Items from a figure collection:
■ ■ ■ ■

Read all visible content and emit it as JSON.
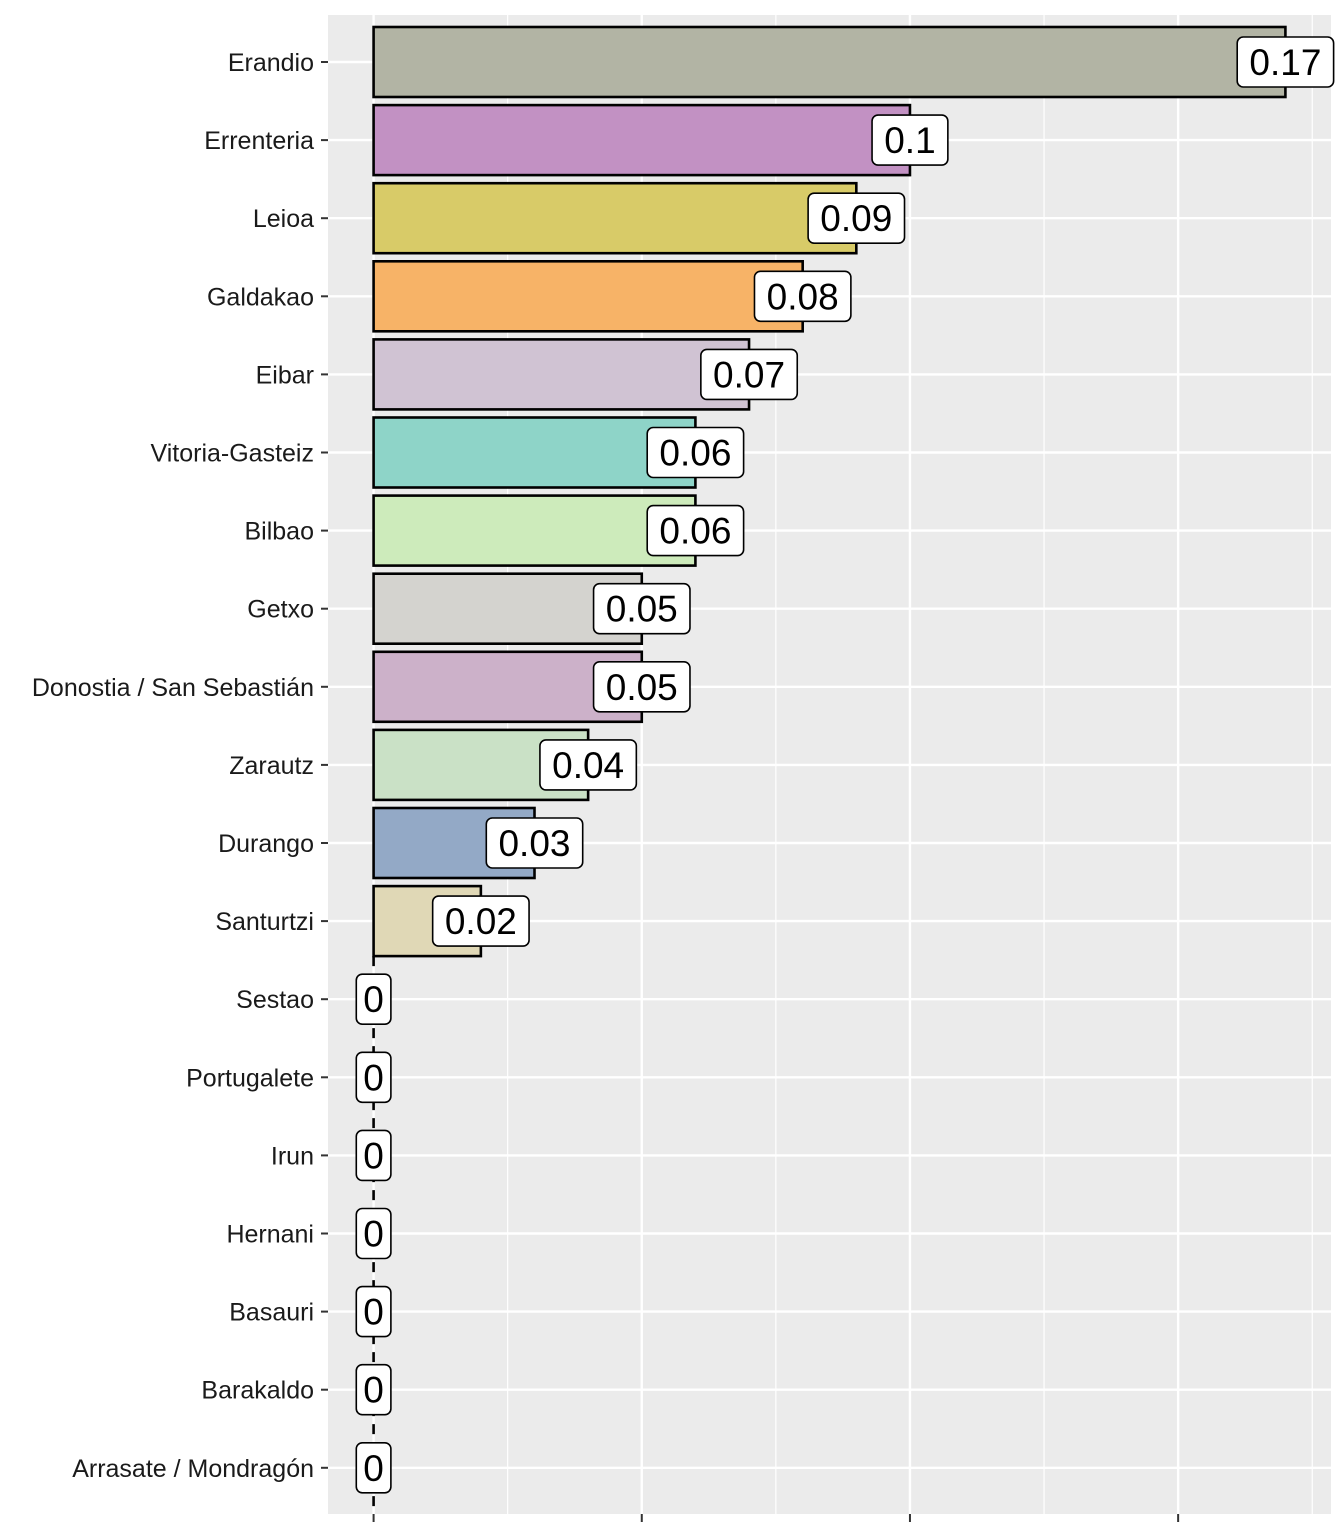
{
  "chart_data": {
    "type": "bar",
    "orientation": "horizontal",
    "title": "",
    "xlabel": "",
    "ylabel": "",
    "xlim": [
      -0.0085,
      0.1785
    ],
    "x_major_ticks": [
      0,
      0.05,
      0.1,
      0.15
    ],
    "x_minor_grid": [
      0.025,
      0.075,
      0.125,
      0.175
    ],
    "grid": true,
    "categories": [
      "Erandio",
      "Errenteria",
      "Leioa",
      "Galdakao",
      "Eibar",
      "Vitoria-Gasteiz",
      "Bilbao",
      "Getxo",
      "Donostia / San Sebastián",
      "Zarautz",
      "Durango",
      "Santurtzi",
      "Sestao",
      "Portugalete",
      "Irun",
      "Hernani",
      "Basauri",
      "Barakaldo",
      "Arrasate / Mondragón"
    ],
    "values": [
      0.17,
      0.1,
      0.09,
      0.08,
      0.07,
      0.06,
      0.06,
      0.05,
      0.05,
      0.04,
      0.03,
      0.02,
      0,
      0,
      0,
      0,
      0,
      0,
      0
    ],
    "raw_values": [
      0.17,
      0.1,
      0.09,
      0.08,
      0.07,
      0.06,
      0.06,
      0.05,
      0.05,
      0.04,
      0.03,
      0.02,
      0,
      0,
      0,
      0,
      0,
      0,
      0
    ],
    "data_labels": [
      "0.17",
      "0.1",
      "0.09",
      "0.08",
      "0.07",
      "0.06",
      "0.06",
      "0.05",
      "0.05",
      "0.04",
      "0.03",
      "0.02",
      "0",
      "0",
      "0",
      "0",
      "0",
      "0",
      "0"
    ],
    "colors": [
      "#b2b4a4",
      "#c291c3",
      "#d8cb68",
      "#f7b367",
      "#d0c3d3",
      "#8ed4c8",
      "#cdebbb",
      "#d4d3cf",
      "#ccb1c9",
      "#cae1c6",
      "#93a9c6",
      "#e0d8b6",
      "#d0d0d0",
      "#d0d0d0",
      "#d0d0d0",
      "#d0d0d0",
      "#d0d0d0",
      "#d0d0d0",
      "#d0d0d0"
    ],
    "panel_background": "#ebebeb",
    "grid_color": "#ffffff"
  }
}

■ ■ ■ ■

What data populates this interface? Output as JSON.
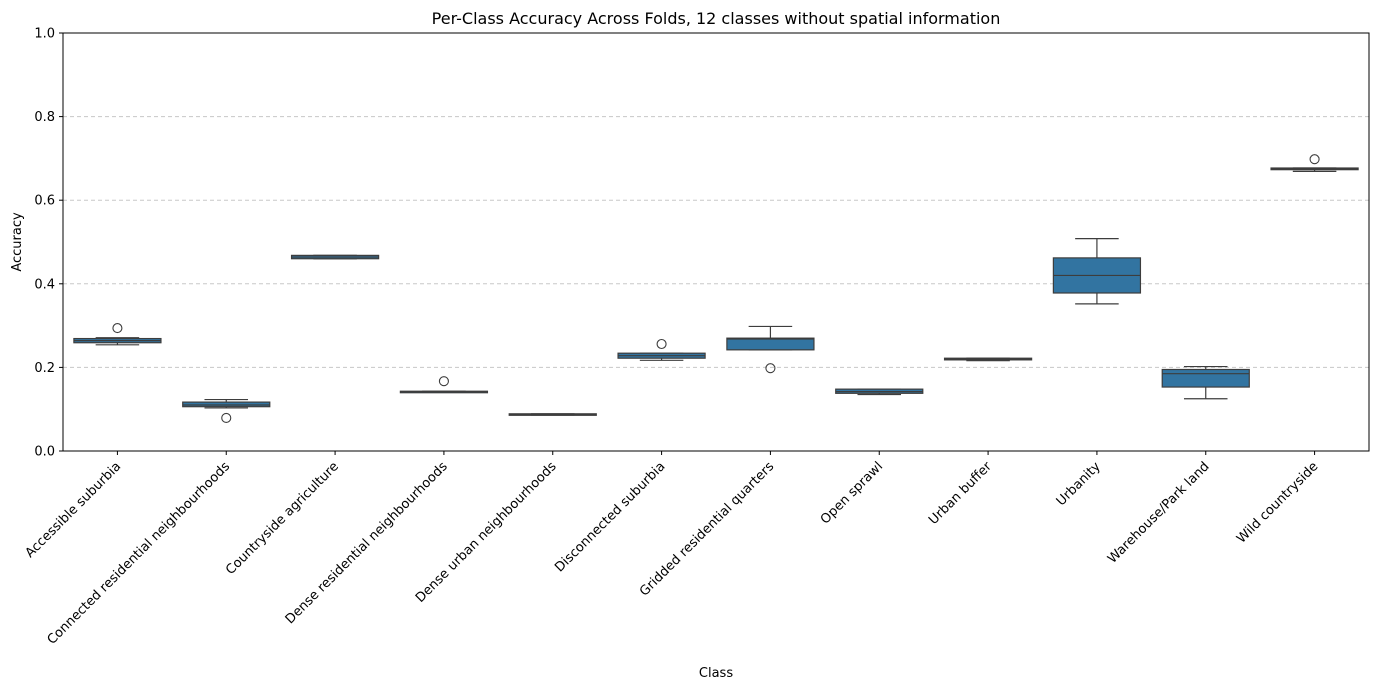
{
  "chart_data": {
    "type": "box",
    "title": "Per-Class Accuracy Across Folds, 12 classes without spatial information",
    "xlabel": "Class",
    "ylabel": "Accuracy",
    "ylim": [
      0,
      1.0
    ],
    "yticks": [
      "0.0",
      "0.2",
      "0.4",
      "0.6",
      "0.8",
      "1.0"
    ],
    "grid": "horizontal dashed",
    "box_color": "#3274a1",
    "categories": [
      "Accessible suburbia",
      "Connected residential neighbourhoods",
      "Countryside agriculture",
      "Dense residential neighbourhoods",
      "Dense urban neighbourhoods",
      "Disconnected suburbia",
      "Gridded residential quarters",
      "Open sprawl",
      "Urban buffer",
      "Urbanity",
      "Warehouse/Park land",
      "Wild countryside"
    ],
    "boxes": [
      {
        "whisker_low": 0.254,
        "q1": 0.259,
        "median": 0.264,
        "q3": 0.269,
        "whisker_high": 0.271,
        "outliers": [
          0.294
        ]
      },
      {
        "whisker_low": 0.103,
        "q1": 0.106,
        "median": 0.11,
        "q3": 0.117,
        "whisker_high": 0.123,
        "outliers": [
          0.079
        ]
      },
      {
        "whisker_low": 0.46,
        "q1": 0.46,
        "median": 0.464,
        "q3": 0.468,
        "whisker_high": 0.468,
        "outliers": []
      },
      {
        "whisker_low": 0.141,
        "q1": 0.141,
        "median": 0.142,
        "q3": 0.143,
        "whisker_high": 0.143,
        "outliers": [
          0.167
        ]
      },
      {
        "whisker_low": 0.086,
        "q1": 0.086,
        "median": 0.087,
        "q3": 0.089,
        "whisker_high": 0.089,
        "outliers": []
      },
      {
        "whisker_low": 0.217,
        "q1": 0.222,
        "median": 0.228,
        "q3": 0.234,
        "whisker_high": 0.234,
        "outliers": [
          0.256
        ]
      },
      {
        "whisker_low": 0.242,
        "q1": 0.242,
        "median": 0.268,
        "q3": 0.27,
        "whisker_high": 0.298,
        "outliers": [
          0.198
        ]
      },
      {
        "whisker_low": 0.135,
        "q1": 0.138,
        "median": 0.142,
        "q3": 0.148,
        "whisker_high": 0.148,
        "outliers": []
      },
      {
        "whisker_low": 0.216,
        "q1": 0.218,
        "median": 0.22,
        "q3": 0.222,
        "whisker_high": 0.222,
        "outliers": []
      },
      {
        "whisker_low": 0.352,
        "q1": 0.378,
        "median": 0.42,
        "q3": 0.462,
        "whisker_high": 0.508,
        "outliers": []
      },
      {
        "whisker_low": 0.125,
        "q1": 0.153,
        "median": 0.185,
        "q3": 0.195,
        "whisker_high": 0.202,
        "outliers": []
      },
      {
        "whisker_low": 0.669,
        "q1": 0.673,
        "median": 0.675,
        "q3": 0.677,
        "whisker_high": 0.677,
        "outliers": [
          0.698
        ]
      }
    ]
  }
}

■ ■ ■ ■

Task to complete: Give the number of lines in the records that contain the string "suburbia", and nothing besides.

Written reply: 2